▶ [Problem to solve] As an exercise in exact copying, transcribe the lines below from the one holding "Extract all readable text from this page." through the last, with both ends included and pictures left out.
************
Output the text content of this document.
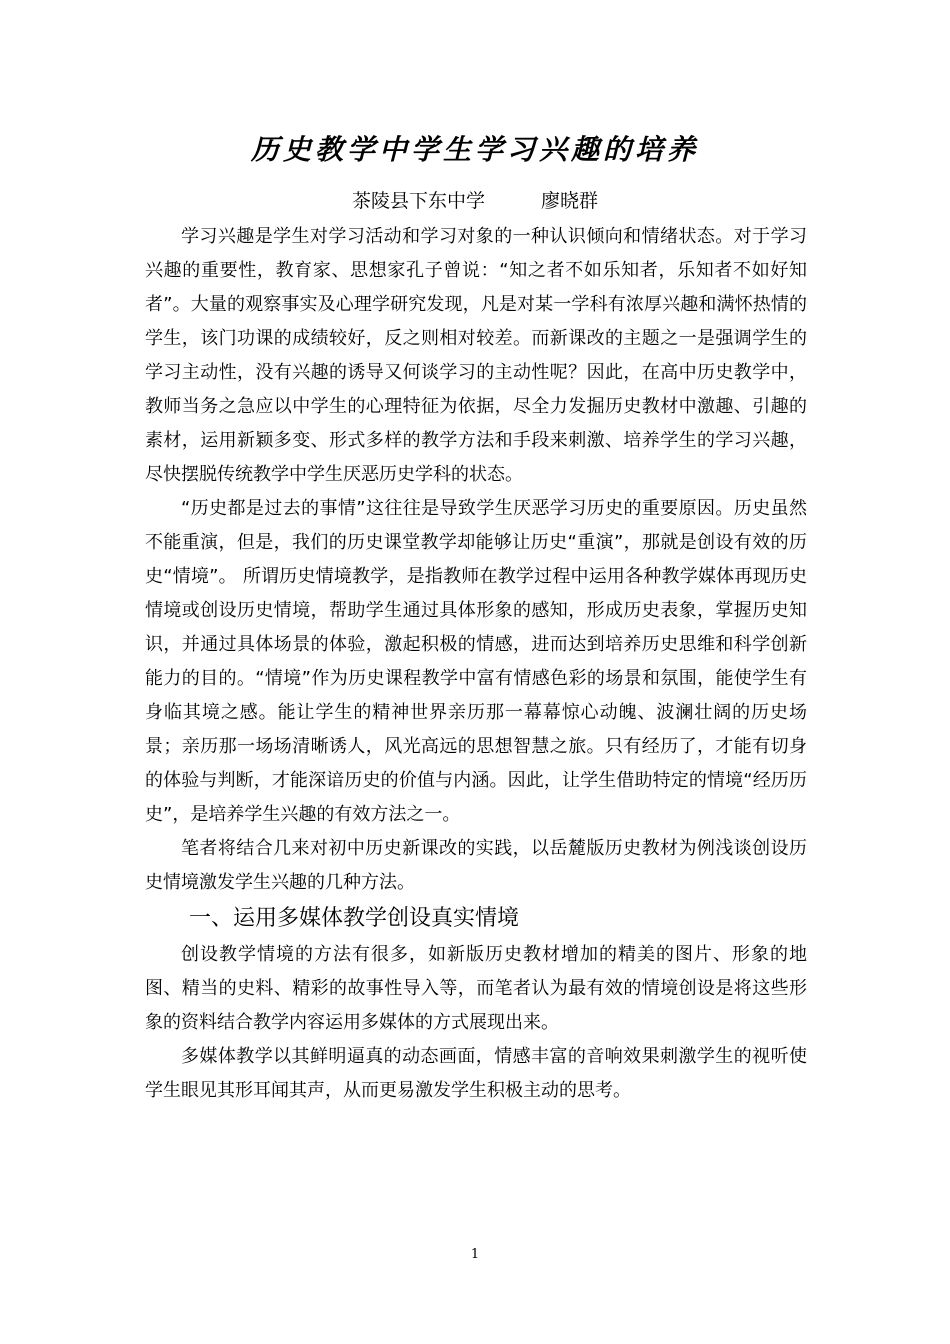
历史教学中学生学习兴趣的培养
茶陵县下东中学	廖晓群

学习兴趣是学生对学习活动和学习对象的一种认识倾向和情绪状态。对于学习兴趣的重要性，教育家、思想家孔子曾说：“知之者不如乐知者，乐知者不如好知者”。大量的观察事实及心理学研究发现，凡是对某一学科有浓厚兴趣和满怀热情的学生，该门功课的成绩较好，反之则相对较差。而新课改的主题之一是强调学生的学习主动性，没有兴趣的诱导又何谈学习的主动性呢？因此，在高中历史教学中，教师当务之急应以中学生的心理特征为依据，尽全力发掘历史教材中激趣、引趣的素材，运用新颖多变、形式多样的教学方法和手段来刺激、培养学生的学习兴趣，尽快摆脱传统教学中学生厌恶历史学科的状态。

“历史都是过去的事情”这往往是导致学生厌恶学习历史的重要原因。历史虽然不能重演，但是，我们的历史课堂教学却能够让历史“重演”，那就是创设有效的历史“情境”。 所谓历史情境教学，是指教师在教学过程中运用各种教学媒体再现历史情境或创设历史情境，帮助学生通过具体形象的感知，形成历史表象，掌握历史知识，并通过具体场景的体验，激起积极的情感，进而达到培养历史思维和科学创新能力的目的。“情境”作为历史课程教学中富有情感色彩的场景和氛围，能使学生有身临其境之感。能让学生的精神世界亲历那一幕幕惊心动魄、波澜壮阔的历史场景；亲历那一场场清晰诱人，风光高远的思想智慧之旅。只有经历了，才能有切身的体验与判断，才能深谙历史的价值与内涵。因此，让学生借助特定的情境“经历历史”，是培养学生兴趣的有效方法之一。

笔者将结合几来对初中历史新课改的实践，以岳麓版历史教材为例浅谈创设历史情境激发学生兴趣的几种方法。

一、运用多媒体教学创设真实情境

创设教学情境的方法有很多，如新版历史教材增加的精美的图片、形象的地图、精当的史料、精彩的故事性导入等，而笔者认为最有效的情境创设是将这些形象的资料结合教学内容运用多媒体的方式展现出来。

多媒体教学以其鲜明逼真的动态画面，情感丰富的音响效果刺激学生的视听使学生眼见其形耳闻其声，从而更易激发学生积极主动的思考。

1
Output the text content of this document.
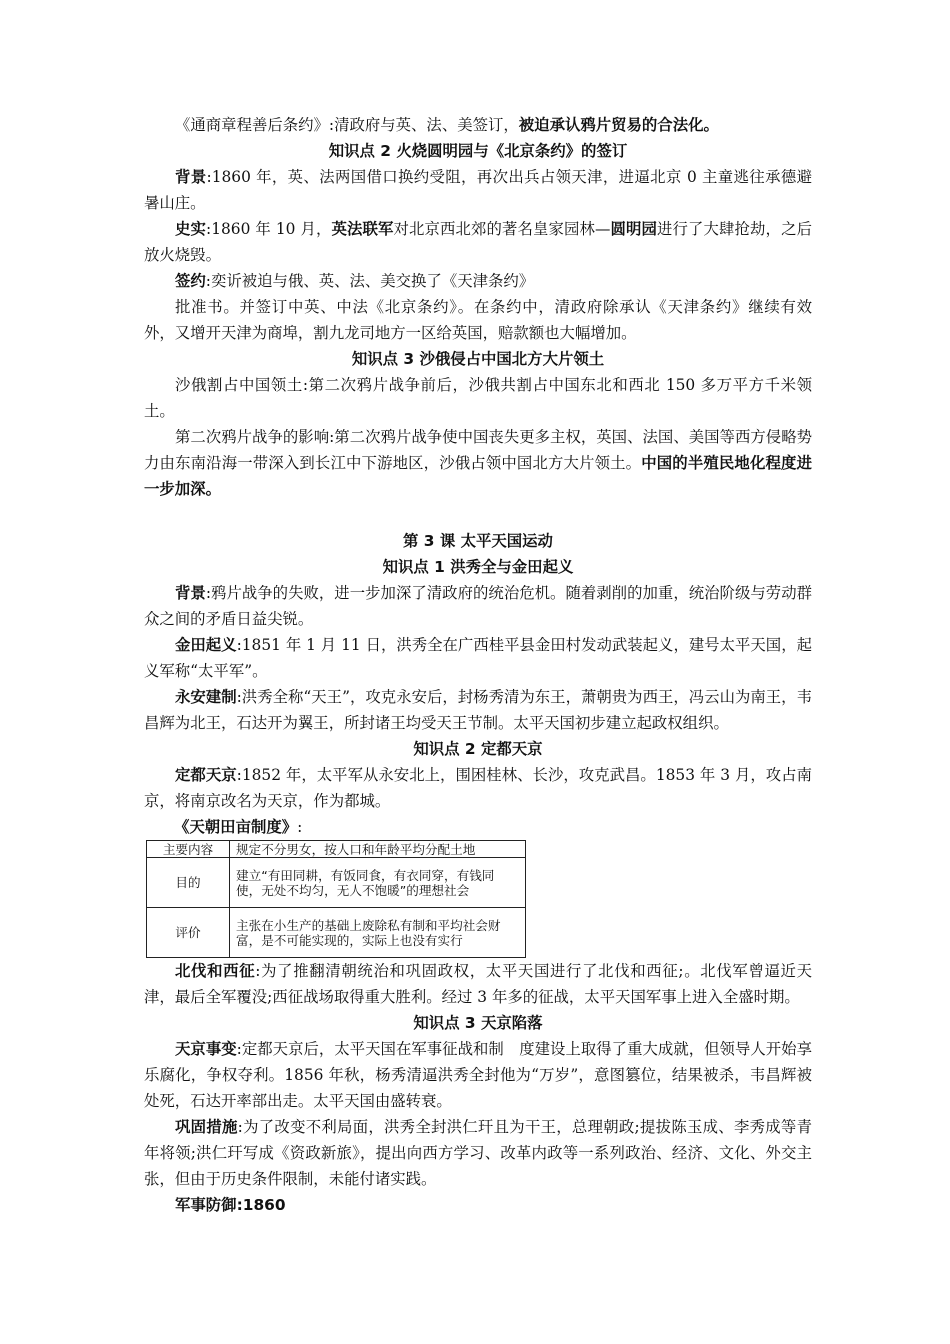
《通商章程善后条约》:清政府与英、法、美签订，被迫承认鸦片贸易的合法化。

知识点 2 火烧圆明园与《北京条约》的签订

背景:1860 年，英、法两国借口换约受阻，再次出兵占领天津，进逼北京 0 主童逃往承德避暑山庄。

史实:1860 年 10 月，英法联军对北京西北郊的著名皇家园林—圆明园进行了大肆抢劫，之后放火烧毁。

签约:奕䜣被迫与俄、英、法、美交换了《天津条约》

批准书。并签订中英、中法《北京条约》。在条约中，清政府除承认《天津条约》继续有效外，又增开天津为商埠，割九龙司地方一区给英国，赔款额也大幅增加。

知识点 3 沙俄侵占中国北方大片领土

沙俄割占中国领土:第二次鸦片战争前后，沙俄共割占中国东北和西北 150 多万平方千米领土。

第二次鸦片战争的影响:第二次鸦片战争使中国丧失更多主权，英国、法国、美国等西方侵略势力由东南沿海一带深入到长江中下游地区，沙俄占领中国北方大片领土。中国的半殖民地化程度进一步加深。

第 3 课 太平天国运动

知识点 1 洪秀全与金田起义

背景:鸦片战争的失败，进一步加深了清政府的统治危机。随着剥削的加重，统治阶级与劳动群众之间的矛盾日益尖锐。

金田起义:1851 年 1 月 11 日，洪秀全在广西桂平县金田村发动武装起义，建号太平天国，起义军称“太平军”。

永安建制:洪秀全称“天王”，攻克永安后，封杨秀清为东王，萧朝贵为西王，冯云山为南王，韦昌辉为北王，石达开为翼王，所封诸王均受天王节制。太平天国初步建立起政权组织。

知识点 2 定都天京

定都天京:1852 年，太平军从永安北上，围困桂林、长沙，攻克武昌。1853 年 3 月，攻占南京，将南京改名为天京，作为都城。

《天朝田亩制度》:

主要内容	规定不分男女，按人口和年龄平均分配土地
目的	建立“有田同耕，有饭同食，有衣同穿，有钱同使，无处不均匀，无人不饱暖”的理想社会
评价	主张在小生产的基础上废除私有制和平均社会财富，是不可能实现的，实际上也没有实行

北伐和西征:为了推翻清朝统治和巩固政权，太平天国进行了北伐和西征;。北伐军曾逼近天津，最后全军覆没;西征战场取得重大胜利。经过 3 年多的征战，太平天国军事上进入全盛时期。

知识点 3 天京陷落

天京事变:定都天京后，太平天国在军事征战和制　度建设上取得了重大成就，但领导人开始享乐腐化，争权夺利。1856 年秋，杨秀清逼洪秀全封他为“万岁”，意图篡位，结果被杀，韦昌辉被处死，石达开率部出走。太平天国由盛转衰。

巩固措施:为了改变不利局面，洪秀全封洪仁玕且为干王，总理朝政;提拔陈玉成、李秀成等青年将领;洪仁玕写成《资政新旅》，提出向西方学习、改革内政等一系列政治、经济、文化、外交主张，但由于历史条件限制，未能付诸实践。

军事防御:1860
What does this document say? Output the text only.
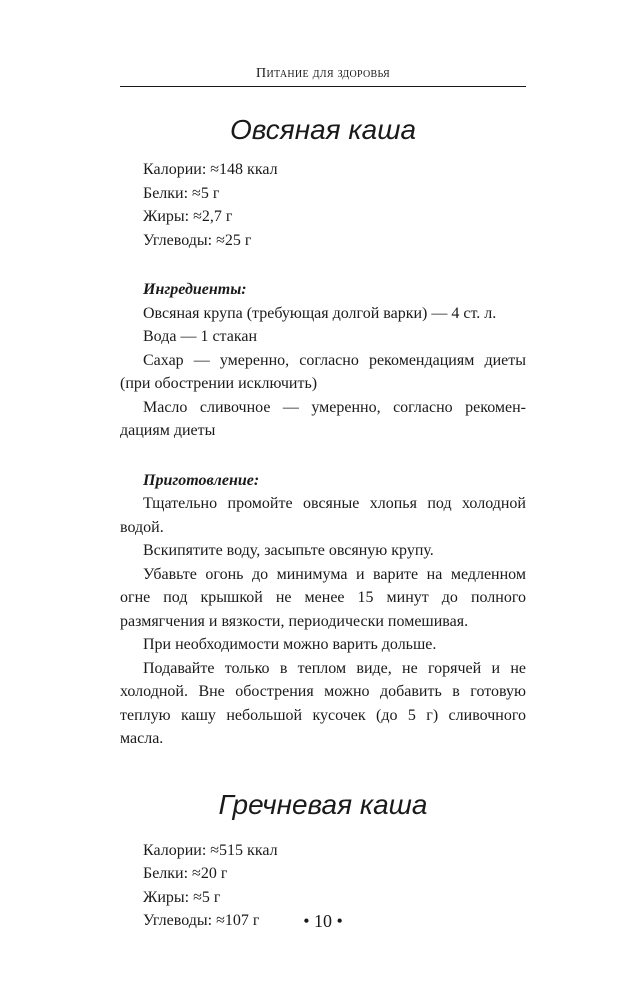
Питание для здоровья
Овсяная каша
Калории: ≈148 ккал
Белки: ≈5 г
Жиры: ≈2,7 г
Углеводы: ≈25 г
Ингредиенты:
Овсяная крупа (требующая долгой варки) — 4 ст. л.
Вода — 1 стакан
Сахар — умеренно, согласно рекомендациям диеты (при обострении исключить)
Масло сливочное — умеренно, согласно рекомендациям диеты
Приготовление:
Тщательно промойте овсяные хлопья под холодной водой.
Вскипятите воду, засыпьте овсяную крупу.
Убавьте огонь до минимума и варите на медленном огне под крышкой не менее 15 минут до полного размягчения и вязкости, периодически помешивая.
При необходимости можно варить дольше.
Подавайте только в теплом виде, не горячей и не холодной. Вне обострения можно добавить в готовую теплую кашу небольшой кусочек (до 5 г) сливочного масла.
Гречневая каша
Калории: ≈515 ккал
Белки: ≈20 г
Жиры: ≈5 г
Углеводы: ≈107 г	• 10 •
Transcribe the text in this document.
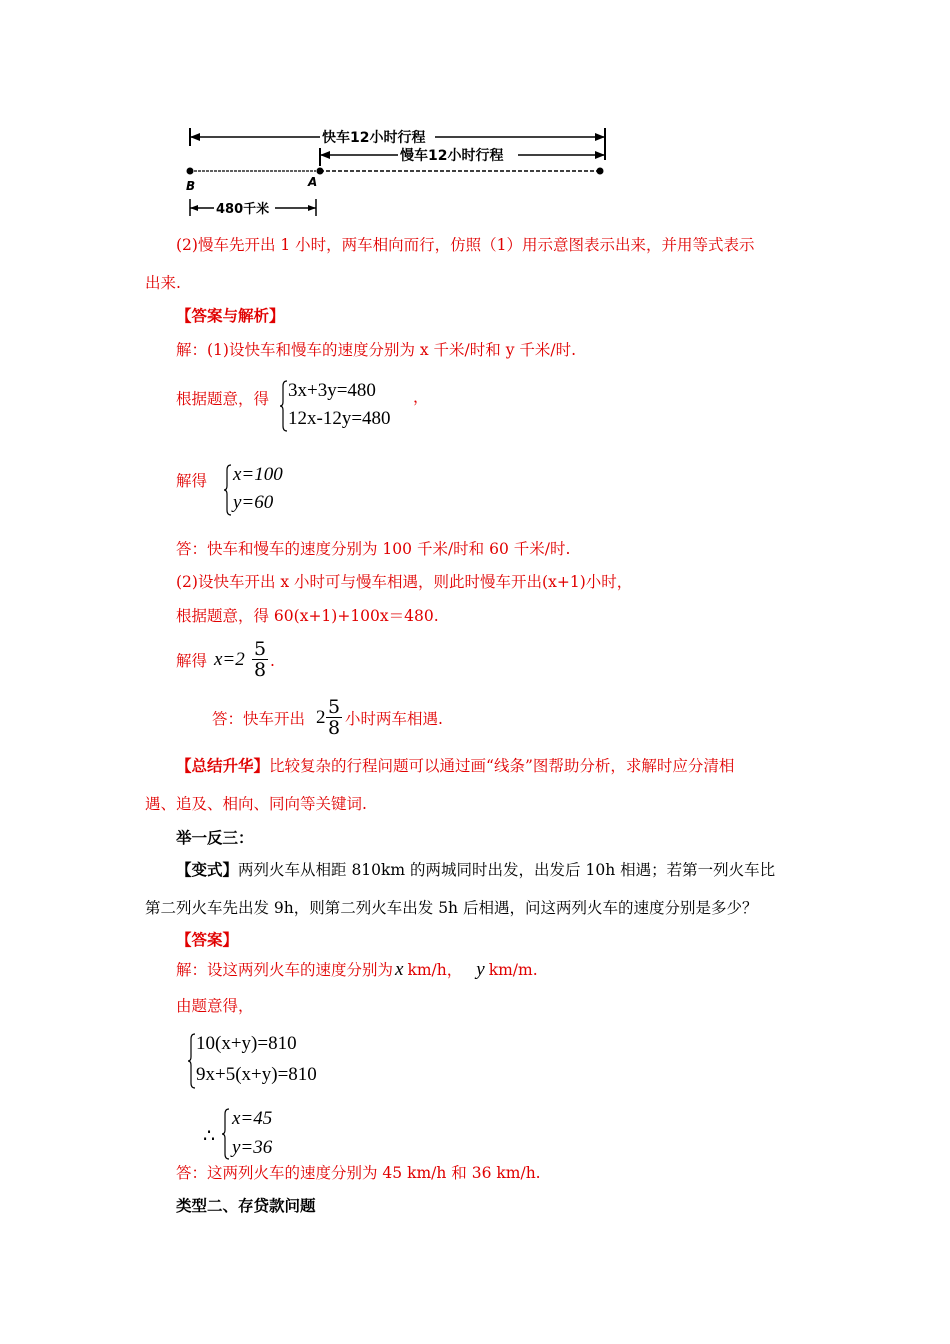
快车12小时行程
慢车12小时行程
B	A
480千米
(2)慢车先开出 1 小时，两车相向而行，仿照（1）用示意图表示出来，并用等式表示
出来.
【答案与解析】
解：(1)设快车和慢车的速度分别为 x 千米/时和 y 千米/时.
根据题意，得 3x+3y=480
12x-12y=480
，
解得 x=100
y=60
答：快车和慢车的速度分别为 100 千米/时和 60 千米/时.
(2)设快车开出 x 小时可与慢车相遇，则此时慢车开出(x+1)小时，
根据题意，得 60(x+1)+100x＝480.
解得 $x=2 \frac{5}{8}$ .
答：快车开出 $2 \frac{5}{8}$ 小时两车相遇.
【总结升华】比较复杂的行程问题可以通过画“线条”图帮助分析，求解时应分清相
遇、追及、相向、同向等关键词.
举一反三：
【变式】两列火车从相距 810km 的两城同时出发，出发后 10h 相遇；若第一列火车比
第二列火车先出发 9h，则第二列火车出发 5h 后相遇，问这两列火车的速度分别是多少？
【答案】
解：设这两列火车的速度分别为 x km/h， y km/m.
由题意得，
10(x+y)=810
9x+5(x+y)=810
∴
x=45
y=36
答：这两列火车的速度分别为 45 km/h 和 36 km/h.
类型二、存贷款问题
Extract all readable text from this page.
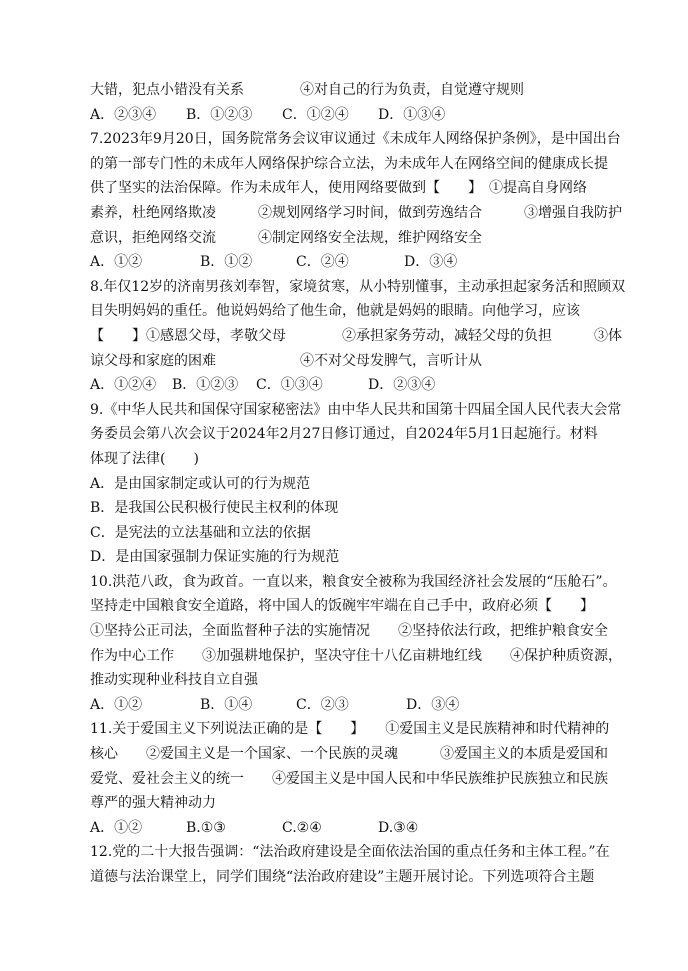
大错，犯点小错没有关系　　　　④对自己的行为负责，自觉遵守规则
A．②③④	B．①②③	C．①②④	D．①③④
7.2023年9月20日，国务院常务会议审议通过《未成年人网络保护条例》，是中国出台
的第一部专门性的未成年人网络保护综合立法，为未成年人在网络空间的健康成长提
供了坚实的法治保障。作为未成年人，使用网络要做到【　　】　①提高自身网络
素养，杜绝网络欺凌　　　②规划网络学习时间，做到劳逸结合　　　③增强自我防护
意识，拒绝网络交流　　　④制定网络安全法规，维护网络安全
A．①②	B．①②	C．②④	D．③④
8.年仅12岁的济南男孩刘奉智，家境贫寒，从小特别懂事，主动承担起家务活和照顾双
目失明妈妈的重任。他说妈妈给了他生命，他就是妈妈的眼睛。向他学习，应该
【　　】①感恩父母，孝敬父母　　　　②承担家务劳动，减轻父母的负担　　　③体
谅父母和家庭的困难　　　　　　④不对父母发脾气，言听计从
A．①②④	B．①②③	C．①③④	D．②③④
9.《中华人民共和国保守国家秘密法》由中华人民共和国第十四届全国人民代表大会常
务委员会第八次会议于2024年2月27日修订通过，自2024年5月1日起施行。材料
体现了法律(　　)
A．是由国家制定或认可的行为规范
B．是我国公民积极行使民主权利的体现
C．是宪法的立法基础和立法的依据
D．是由国家强制力保证实施的行为规范
10.洪范八政，食为政首。一直以来，粮食安全被称为我国经济社会发展的“压舱石”。
坚持走中国粮食安全道路，将中国人的饭碗牢牢端在自己手中，政府必须【　　】
①坚持公正司法，全面监督种子法的实施情况　　②坚持依法行政，把维护粮食安全
作为中心工作　　③加强耕地保护，坚决守住十八亿亩耕地红线　　④保护种质资源，
推动实现种业科技自立自强
A．①②	B．①④	C．②③	D．③④
11.关于爱国主义下列说法正确的是【　　】　　①爱国主义是民族精神和时代精神的
核心　　②爱国主义是一个国家、一个民族的灵魂　　　③爱国主义的本质是爱国和
爱党、爱社会主义的统一　　④爱国主义是中国人民和中华民族维护民族独立和民族
尊严的强大精神动力
A．①②	B.①③	C.②④	D.③④
12.党的二十大报告强调：“法治政府建设是全面依法治国的重点任务和主体工程。”在
道德与法治课堂上，同学们围绕“法治政府建设”主题开展讨论。下列选项符合主题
************
▶ [Task response]
Extract all readable text from this page.
大错，犯点小错没有关系　　　　④对自己的行为负责，自觉遵守规则
A．②③④	B．①②③	C．①②④	D．①③④
7.2023年9月20日，国务院常务会议审议通过《未成年人网络保护条例》，是中国出台
的第一部专门性的未成年人网络保护综合立法，为未成年人在网络空间的健康成长提
供了坚实的法治保障。作为未成年人，使用网络要做到【　　】　①提高自身网络
素养，杜绝网络欺凌　　　②规划网络学习时间，做到劳逸结合　　　③增强自我防护
意识，拒绝网络交流　　　④制定网络安全法规，维护网络安全
A．①②	B．①②	C．②④	D．③④
8.年仅12岁的济南男孩刘奉智，家境贫寒，从小特别懂事，主动承担起家务活和照顾双
目失明妈妈的重任。他说妈妈给了他生命，他就是妈妈的眼睛。向他学习，应该
【　　】①感恩父母，孝敬父母　　　　②承担家务劳动，减轻父母的负担　　　③体
谅父母和家庭的困难　　　　　　④不对父母发脾气，言听计从
A．①②④	B．①②③	C．①③④	D．②③④
9.《中华人民共和国保守国家秘密法》由中华人民共和国第十四届全国人民代表大会常
务委员会第八次会议于2024年2月27日修订通过，自2024年5月1日起施行。材料
体现了法律(　　)
A．是由国家制定或认可的行为规范
B．是我国公民积极行使民主权利的体现
C．是宪法的立法基础和立法的依据
D．是由国家强制力保证实施的行为规范
10.洪范八政，食为政首。一直以来，粮食安全被称为我国经济社会发展的“压舱石”。
坚持走中国粮食安全道路，将中国人的饭碗牢牢端在自己手中，政府必须【　　】
①坚持公正司法，全面监督种子法的实施情况　　②坚持依法行政，把维护粮食安全
作为中心工作　　③加强耕地保护，坚决守住十八亿亩耕地红线　　④保护种质资源，
推动实现种业科技自立自强
A．①②	B．①④	C．②③	D．③④
11.关于爱国主义下列说法正确的是【　　】　　①爱国主义是民族精神和时代精神的
核心　　②爱国主义是一个国家、一个民族的灵魂　　　③爱国主义的本质是爱国和
爱党、爱社会主义的统一　　④爱国主义是中国人民和中华民族维护民族独立和民族
尊严的强大精神动力
A．①②	B.①③	C.②④	D.③④
12.党的二十大报告强调：“法治政府建设是全面依法治国的重点任务和主体工程。”在
道德与法治课堂上，同学们围绕“法治政府建设”主题开展讨论。下列选项符合主题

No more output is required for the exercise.